··· TESTO DA LEGGERE ···
Da La Repubblica del 27/05/2004

Le foto della violenza una doppia barbarie

di Khaled Fouad Allam

MAI come oggi le violenze inflitte alle vittime nella guerra in Iraq assumono una nuova funzione: esibendo l´umiliazione rivelano il tentativo d´esercitare il male come forma di "purificazione della storia", in cui l´altro viene eliminato nella sua identità profonda. Che si aizzi un cane feroce ad avventarsi su un prigioniero inerme, o che s´obblighi un prigioniero ad abiurare la sua religione.

O che si sgozzi un cittadino americano scandendo «Dio è grande», questa violenza - che pur s´alimenta in una situazione precisa, in un particolare contesto e momento - va letta come una patologia dilagante che inquina sempre più le relazioni fra l´Islam e l´Occidente.

Si tratta di questioni gravissime, che non possono ridurre a episodi circoscritti nel tempo e nello spazio; perché esse sono assai preoccupanti. Queste due barbarie rischiano d´avere in futuro un effetto devastante se non sapremo contenerle. Molti hanno istituito un paragone con le torture in Algeria fra gli anni ?50 e ?60, in cui i francesi utilizzavano la famosa "gégéne", macchina elettrica che applicavano sulle parti intime del corpo per provocare sofferenze e umiliazioni ai prigionieri. Io, che sono d´origine algerina, posso testimoniare che mia zia, direttrice d´una scuola per infermiere, accusata di fornire personale e materiale paramedico al Fronte di liberazione nazionale, fu una delle prime a esser torturata dai francesi: fece 6 mesi di prigione. Ma allora la tortura si collocava nel quadro delle lotte coloniali, e s´inscriveva in una storia che stava portando una parte dell´umanità dalla colonizzazione alla decolonizzazione.
···
**I COMPITI**
1: Riporta l'articolo sulle foto della violenza da "Le foto della" a "la sua religione.", sostituendo "cane feroce" con "cane rabbioso".
2: Scrivi il seguito dell'articolo sulle foto della violenza in Iraq, cominciando dopo la sua ultima frase.
Il materiale non ha alcun legame con l'articolo.
··· CONTENUTO DEL DATASET ···
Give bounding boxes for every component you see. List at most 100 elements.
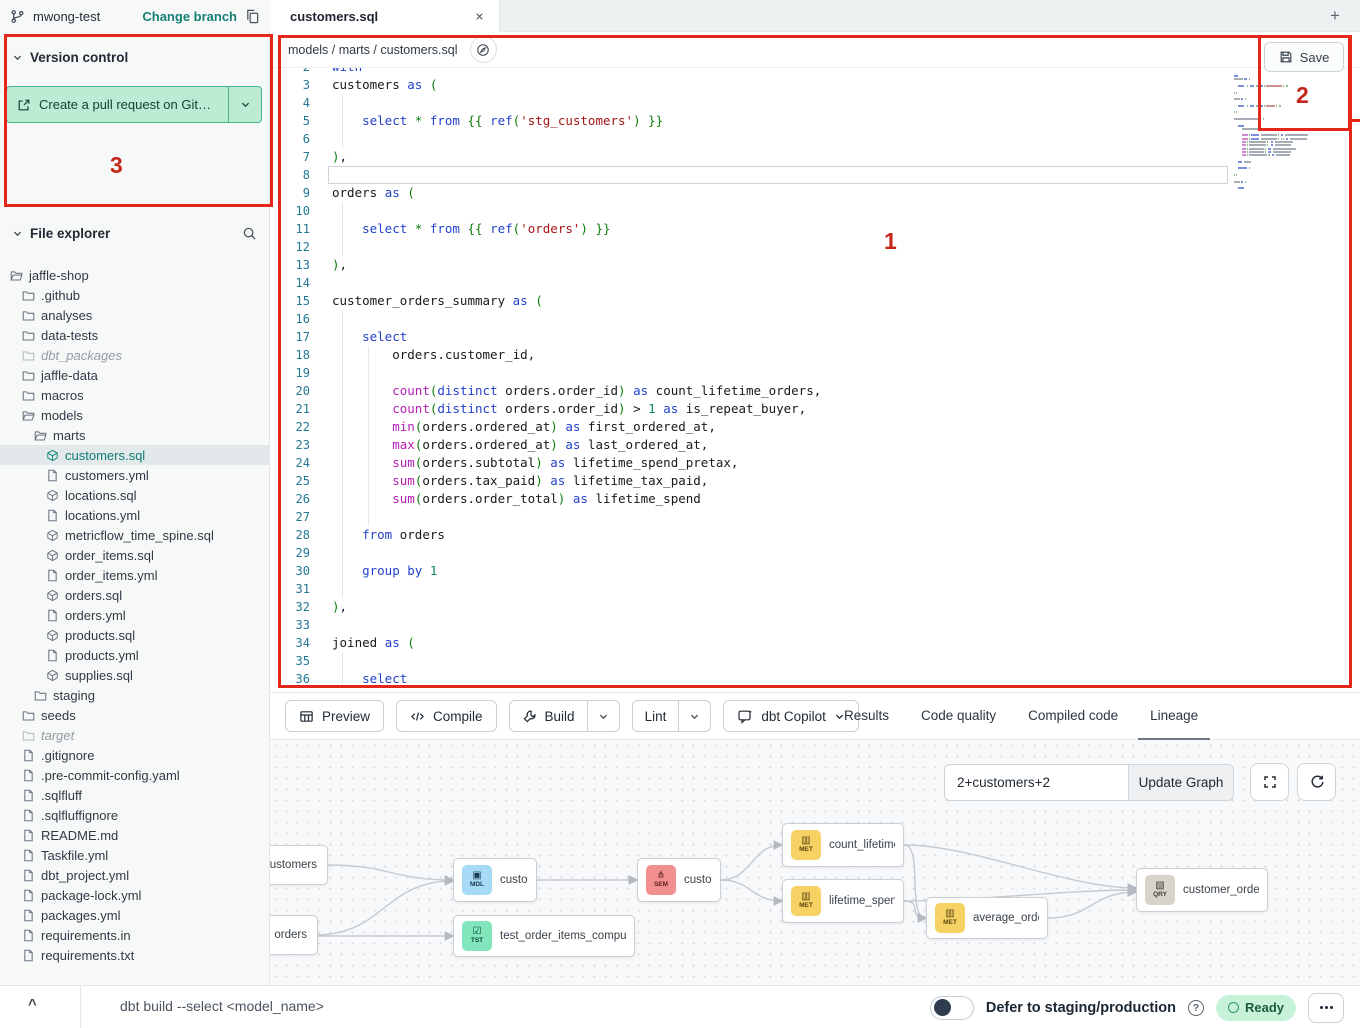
···
**RISULTATI PER COMPITO**
1:
Le foto della violenza una doppia barbarie

di Khaled Fouad Allam

MAI come oggi le violenze inflitte alle vittime nella guerra in Iraq assumono una nuova funzione: esibendo l´umiliazione rivelano il tentativo d´esercitare il male come forma di "purificazione della storia", in cui l´altro viene eliminato nella sua identità profonda. Che si aizzi un cane rabbioso ad avventarsi su un prigioniero inerme, o che s´obblighi un prigioniero ad abiurare la sua religione.

2:
Oggi non è più così. La riproducibilità della tortura grazie alle videocamere e alle foto, e la diffusione delle immagini attraverso i media, non hanno solo finalità archivistiche o di strategia investigativa, ma portano a inscrivere la violenza in una memoria collettiva, che unisce vincitori e vinti, e in cui paradossalmente i corpi filmati perdono la loro materialità, la loro fisicità: non sono più oggetto ma diventano soggetto della storia, che non sarà più nascosto o cancellato ma potrà essere rivisitato e riprodotto nei quattro angoli della terra, scardinando il silenzio che in passato avvolgeva atti di quel genere, infrangendo le culture e la volontà di dimenticare. Si scopre allora che oggi esiste una tortura nella tortura, che si realizza svelando il segreto e togliendo il silenzio su quegli atti. Perché ciò che è proprio della tortura, che in essa si cela, è la vergogna inflitta alle vittime.

L´uso della videocamera, l´atto di filmare o fotografare, non si limita a veicolare un evento che si mostra davanti al mondo intero irrompendo nella storia; esso traduce qualcosa di inedito, che finisce per inscriversi nei nostri codici culturali, in occidente come nel mondo islamico. L´occhio della macchina diventa il prolungamento della nostra incapacità di comunicare fra le culture, perché esso è investito di una nuova funzione, quella di dare visibilità e spazio al conflitto fra le culture, esattamente come nella relazione fra totem e tabù: infrangendo i tabù, si gettano in primo piano sangue e sesso per totemizzare la relazione, oggi patologica, fra islam e occidente.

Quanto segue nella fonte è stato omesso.